まるで決まっていたかのように

病室から宍道湖を望む
結露に滲む窓ガラスの向こうにまだ明けきらぬ街のあかりが見えます。起きなくてもいいのに、早い時間に起きだしてしまいました。

昨日、ぼくは日常を離れ、カーテンに囲まれた部屋に入りました。そこには鉄のパイプでできたベッドと、収納をかねた引き出し型のテーブルがひとつあります。テーブルについて視線をあげると、南向きの大きな窓があって眼下に松江市街が広がっています。日中は穏やかで、太陽が出るとその光は部屋の奥まで差してきて暑いくらいでした。夕方になるとにわかに曇って、山々が霞んでいます。よく見ると窓辺には白い雪が舞っていました。
=-=-=-=-=
課題 1: 記録の最初の行から書き写し始め、「797, 366, 835]」を含む行を写し終えたところで止めてください。各行は一字一句そのまま書き写してください。
以下の記録は、本文とは関係がありません。
=-=-=-=-=
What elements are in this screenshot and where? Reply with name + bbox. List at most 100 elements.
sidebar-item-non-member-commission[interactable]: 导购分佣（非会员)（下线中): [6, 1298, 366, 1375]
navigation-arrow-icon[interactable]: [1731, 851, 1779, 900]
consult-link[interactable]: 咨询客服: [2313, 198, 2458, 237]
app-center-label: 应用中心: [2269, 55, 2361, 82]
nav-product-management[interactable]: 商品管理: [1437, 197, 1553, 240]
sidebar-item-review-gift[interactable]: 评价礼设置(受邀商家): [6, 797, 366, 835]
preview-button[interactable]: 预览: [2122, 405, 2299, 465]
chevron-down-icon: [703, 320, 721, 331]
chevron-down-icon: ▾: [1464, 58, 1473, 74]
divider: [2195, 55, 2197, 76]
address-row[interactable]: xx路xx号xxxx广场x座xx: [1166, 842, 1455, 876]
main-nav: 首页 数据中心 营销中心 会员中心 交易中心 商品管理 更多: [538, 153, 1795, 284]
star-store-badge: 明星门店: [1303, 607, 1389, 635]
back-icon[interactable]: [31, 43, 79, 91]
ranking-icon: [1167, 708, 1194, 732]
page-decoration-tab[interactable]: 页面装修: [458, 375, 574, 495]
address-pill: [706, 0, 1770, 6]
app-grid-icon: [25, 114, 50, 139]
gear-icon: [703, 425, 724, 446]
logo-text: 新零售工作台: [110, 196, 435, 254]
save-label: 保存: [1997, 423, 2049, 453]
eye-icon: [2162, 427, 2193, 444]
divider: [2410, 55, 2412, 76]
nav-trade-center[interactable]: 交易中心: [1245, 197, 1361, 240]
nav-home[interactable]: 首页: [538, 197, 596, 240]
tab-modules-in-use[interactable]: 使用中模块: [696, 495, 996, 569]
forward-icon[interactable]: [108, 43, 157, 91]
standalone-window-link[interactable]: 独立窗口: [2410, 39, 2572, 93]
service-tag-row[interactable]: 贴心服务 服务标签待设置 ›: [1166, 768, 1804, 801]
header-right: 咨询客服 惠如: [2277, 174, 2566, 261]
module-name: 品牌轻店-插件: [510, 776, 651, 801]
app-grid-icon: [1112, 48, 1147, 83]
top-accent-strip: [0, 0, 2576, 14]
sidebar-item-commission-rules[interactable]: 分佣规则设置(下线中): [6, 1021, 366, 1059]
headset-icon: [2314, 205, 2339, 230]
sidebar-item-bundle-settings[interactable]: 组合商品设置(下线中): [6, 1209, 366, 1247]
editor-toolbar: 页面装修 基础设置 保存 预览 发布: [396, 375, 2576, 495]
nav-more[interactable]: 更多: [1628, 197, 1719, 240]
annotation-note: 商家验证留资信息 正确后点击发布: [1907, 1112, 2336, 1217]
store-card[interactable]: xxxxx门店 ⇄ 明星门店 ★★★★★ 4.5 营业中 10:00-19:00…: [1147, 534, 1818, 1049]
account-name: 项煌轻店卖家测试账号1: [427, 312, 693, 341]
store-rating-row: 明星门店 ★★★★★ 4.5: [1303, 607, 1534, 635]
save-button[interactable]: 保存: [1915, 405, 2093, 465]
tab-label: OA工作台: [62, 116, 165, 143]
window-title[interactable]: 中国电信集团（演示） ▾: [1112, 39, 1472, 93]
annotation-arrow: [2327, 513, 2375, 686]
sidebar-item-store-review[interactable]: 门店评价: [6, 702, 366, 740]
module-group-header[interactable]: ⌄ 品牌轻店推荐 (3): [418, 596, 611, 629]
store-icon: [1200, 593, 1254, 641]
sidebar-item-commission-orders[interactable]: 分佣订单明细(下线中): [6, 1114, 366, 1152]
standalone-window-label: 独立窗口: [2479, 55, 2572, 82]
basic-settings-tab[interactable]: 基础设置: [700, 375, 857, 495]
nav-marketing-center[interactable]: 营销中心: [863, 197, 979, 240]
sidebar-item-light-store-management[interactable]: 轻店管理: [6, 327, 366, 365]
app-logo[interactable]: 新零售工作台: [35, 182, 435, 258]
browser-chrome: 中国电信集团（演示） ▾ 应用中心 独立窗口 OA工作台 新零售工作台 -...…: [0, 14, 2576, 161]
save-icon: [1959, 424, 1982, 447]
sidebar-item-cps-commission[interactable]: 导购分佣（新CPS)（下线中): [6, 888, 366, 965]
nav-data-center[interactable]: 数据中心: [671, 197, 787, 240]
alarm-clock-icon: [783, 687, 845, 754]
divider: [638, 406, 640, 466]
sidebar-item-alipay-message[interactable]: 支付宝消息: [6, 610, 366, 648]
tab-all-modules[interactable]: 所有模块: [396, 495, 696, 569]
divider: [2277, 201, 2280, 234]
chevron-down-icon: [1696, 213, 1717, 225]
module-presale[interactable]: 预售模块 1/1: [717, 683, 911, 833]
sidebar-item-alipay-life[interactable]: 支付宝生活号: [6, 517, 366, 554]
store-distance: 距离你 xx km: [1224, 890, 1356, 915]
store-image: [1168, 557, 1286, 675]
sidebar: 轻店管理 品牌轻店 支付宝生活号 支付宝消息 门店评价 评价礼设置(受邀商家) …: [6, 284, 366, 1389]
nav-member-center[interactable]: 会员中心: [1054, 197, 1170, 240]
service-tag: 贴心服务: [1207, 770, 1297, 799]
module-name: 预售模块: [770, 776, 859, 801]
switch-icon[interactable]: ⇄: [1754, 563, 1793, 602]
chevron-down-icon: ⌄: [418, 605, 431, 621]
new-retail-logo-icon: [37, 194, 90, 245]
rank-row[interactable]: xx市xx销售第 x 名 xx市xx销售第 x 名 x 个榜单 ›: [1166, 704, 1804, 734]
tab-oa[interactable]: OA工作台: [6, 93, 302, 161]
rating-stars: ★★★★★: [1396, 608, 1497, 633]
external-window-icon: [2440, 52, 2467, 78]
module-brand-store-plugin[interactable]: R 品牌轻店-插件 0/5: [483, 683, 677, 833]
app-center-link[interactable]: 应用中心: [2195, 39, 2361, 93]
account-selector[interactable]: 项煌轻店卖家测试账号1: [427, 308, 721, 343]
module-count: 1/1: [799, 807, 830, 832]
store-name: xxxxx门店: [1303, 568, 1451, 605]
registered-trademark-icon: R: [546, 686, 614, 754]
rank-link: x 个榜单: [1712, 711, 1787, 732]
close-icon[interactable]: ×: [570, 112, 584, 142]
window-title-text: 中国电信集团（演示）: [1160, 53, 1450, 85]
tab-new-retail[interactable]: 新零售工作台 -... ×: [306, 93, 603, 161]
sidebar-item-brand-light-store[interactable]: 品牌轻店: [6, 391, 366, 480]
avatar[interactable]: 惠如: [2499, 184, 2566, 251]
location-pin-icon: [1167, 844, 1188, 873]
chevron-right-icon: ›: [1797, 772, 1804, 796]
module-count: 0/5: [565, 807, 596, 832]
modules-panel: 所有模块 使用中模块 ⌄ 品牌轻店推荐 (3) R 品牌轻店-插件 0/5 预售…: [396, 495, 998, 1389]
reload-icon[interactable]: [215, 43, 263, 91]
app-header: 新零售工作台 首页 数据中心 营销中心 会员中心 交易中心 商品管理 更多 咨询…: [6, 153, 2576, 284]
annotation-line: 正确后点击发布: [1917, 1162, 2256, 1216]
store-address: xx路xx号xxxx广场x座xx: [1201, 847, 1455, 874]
=-=-=-=-=
課題 2: 本文のうち「昨日、ぼくは日常を離れ、カー」で始まる部分から「には白い雪が舞っていました。」までをもう一度書き、その中の「カーテン」を「ブラインド」に置き換えてください。

解答 1:
What elements are in this screenshot and where? Reply with name + bbox. List at most 100 elements.
sidebar-item-non-member-commission[interactable]: 导购分佣（非会员)（下线中): [6, 1298, 366, 1375]
navigation-arrow-icon[interactable]: [1731, 851, 1779, 900]
consult-link[interactable]: 咨询客服: [2313, 198, 2458, 237]
app-center-label: 应用中心: [2269, 55, 2361, 82]
nav-product-management[interactable]: 商品管理: [1437, 197, 1553, 240]
sidebar-item-review-gift[interactable]: 评价礼设置(受邀商家): [6, 797, 366, 835]

解答 2:
昨日、ぼくは日常を離れ、ブラインドに囲まれた部屋に入りました。そこには鉄のパイプでできたベッドと、収納をかねた引き出し型のテーブルがひとつあります。テーブルについて視線をあげると、南向きの大きな窓があって眼下に松江市街が広がっています。日中は穏やかで、太陽が出るとその光は部屋の奥まで差してきて暑いくらいでした。夕方になるとにわかに曇って、山々が霞んでいます。よく見ると窓辺には白い雪が舞っていました。